__BRIEF 1__
In the passage on characteristic polynomials, why do an upper triangular matrix's diagonal entries give exactly its eigenvalues? Answer in one to three sentences.
__BRIEF 2__
According to the passage on characteristic polynomials, which two eigenvalues does the example matrix have over ℂ?

__DOCUMENT__
● ● ● ●
In the previous examples we did not specify the field and indeed in each case we could have been working over either \(\RR\) or \(\CC\). In the following example the choice matters.

Example The matrix,
\begin{equation}
\begin{pmatrix}
0&1\\
-1&0
\end{pmatrix}.
\end{equation}
has characteristic polynomial \(\lambda^2+1\) and so regarded as a matrix over \(\RR\) it has no eigenvalues. Over \(\CC\), of course, there are two eigenvalues, \(\pm i\).

The characteristic polynomial, \(p_\mathbf{A}(x)\), of a matrix \(\mathbf{A}\) with \(r\) distinct eigenvalues, is said to factor over the field \(K\) if it can be written as
\begin{equation}
p_\mathbf{A}(x)=\prod_{i=1}^r(x-\lambda_i)^{n_i},
\end{equation}
for some \(\lambda_i\in K\) (\(\lambda_i\neq\lambda_j\) if \(i\neq j\)), and the algebraic multiplicities, \(n_i\) such that \(\sum_i n_i=n\). Clearly, the characteristic polynomial of the matrix of the last example does not factor over \(\RR\) (though it does over \(\CC\)), whilst those of the previous three, which happen to be upper triangular, do. Generally, it is not difficult to see that for any upper triangular matrix, \(\mathbf{A}\), its characteristic polynomial has the particularly simple form, \(p_\mathbf{A}(x)=(A_1^1-x)\dots(A_n^n-x)\), that is, any upper triangular matrix factors and its diagonal elements are precisely its eigenvalues.
● ● ● ●
__PROVIDED DATA__
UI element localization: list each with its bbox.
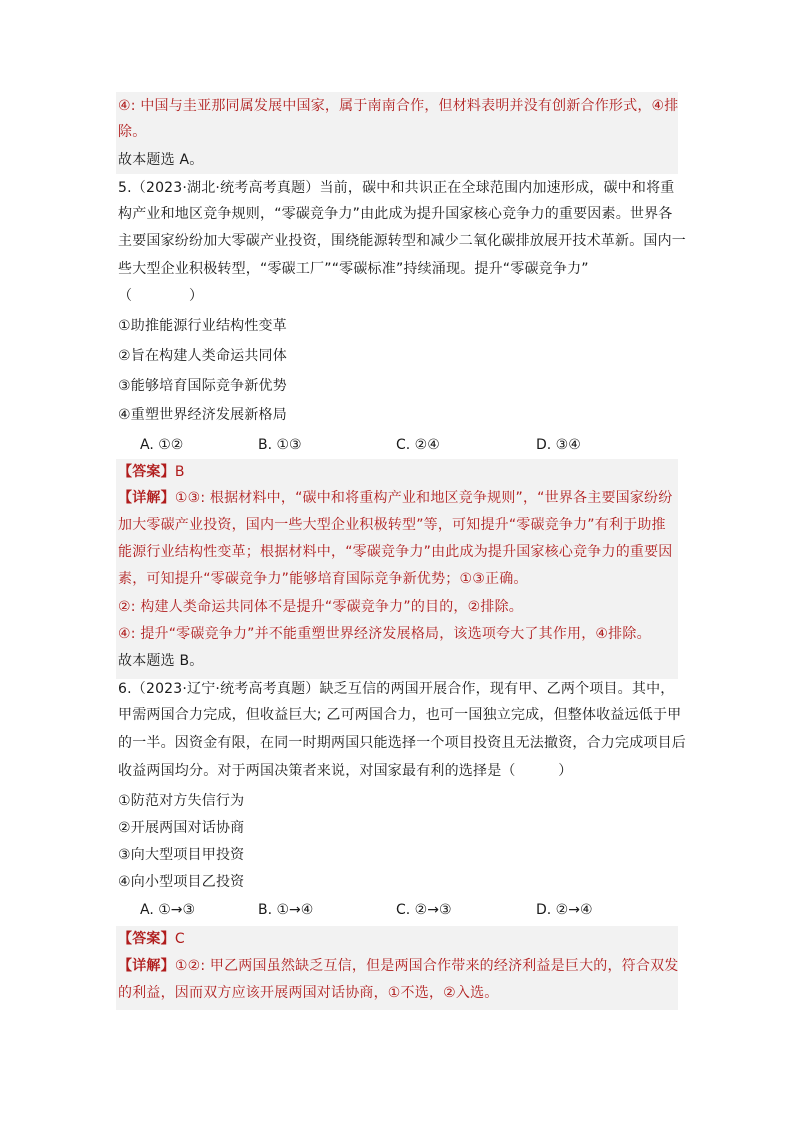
● ● ● ●
__CORRECT ANSWER 1__
For an upper triangular matrix A, the characteristic polynomial takes the simple form p_A(x) = (A_1^1 − x)…(A_n^n − x). It therefore always factors, and its roots, which are the eigenvalues, are the diagonal entries.

__CORRECT ANSWER 2__
Its eigenvalues over ℂ are ±i.